• [WHAT IS NEEDED]
Write out every entry exactly as given, but omit the pictures.

Dataset records
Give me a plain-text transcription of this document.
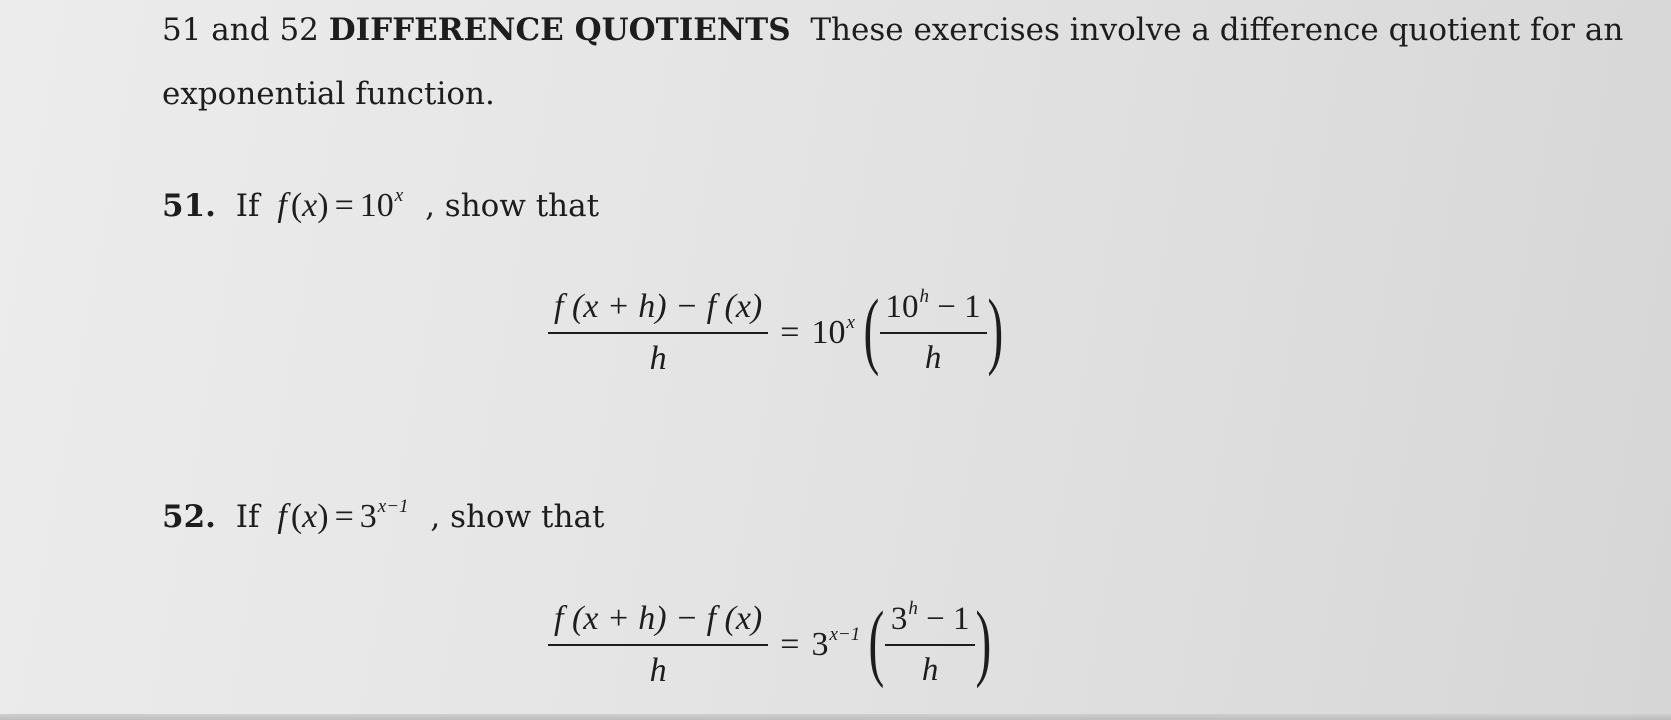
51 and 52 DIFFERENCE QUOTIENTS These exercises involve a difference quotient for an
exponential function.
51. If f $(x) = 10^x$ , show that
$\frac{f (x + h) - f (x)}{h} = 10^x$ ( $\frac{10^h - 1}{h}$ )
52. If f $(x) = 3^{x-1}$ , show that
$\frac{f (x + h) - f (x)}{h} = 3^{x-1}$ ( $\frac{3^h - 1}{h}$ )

• [ANSWER TO THE TASK]
Give me a plain-text transcription of this document.
51 and 52 DIFFERENCE QUOTIENTS These exercises involve a difference quotient for an
exponential function.
51. If f $(x) = 10^x$ , show that
$\frac{f (x + h) - f (x)}{h} = 10^x$ ( $\frac{10^h - 1}{h}$ )
52. If f $(x) = 3^{x-1}$ , show that
$\frac{f (x + h) - f (x)}{h} = 3^{x-1}$ ( $\frac{3^h - 1}{h}$ )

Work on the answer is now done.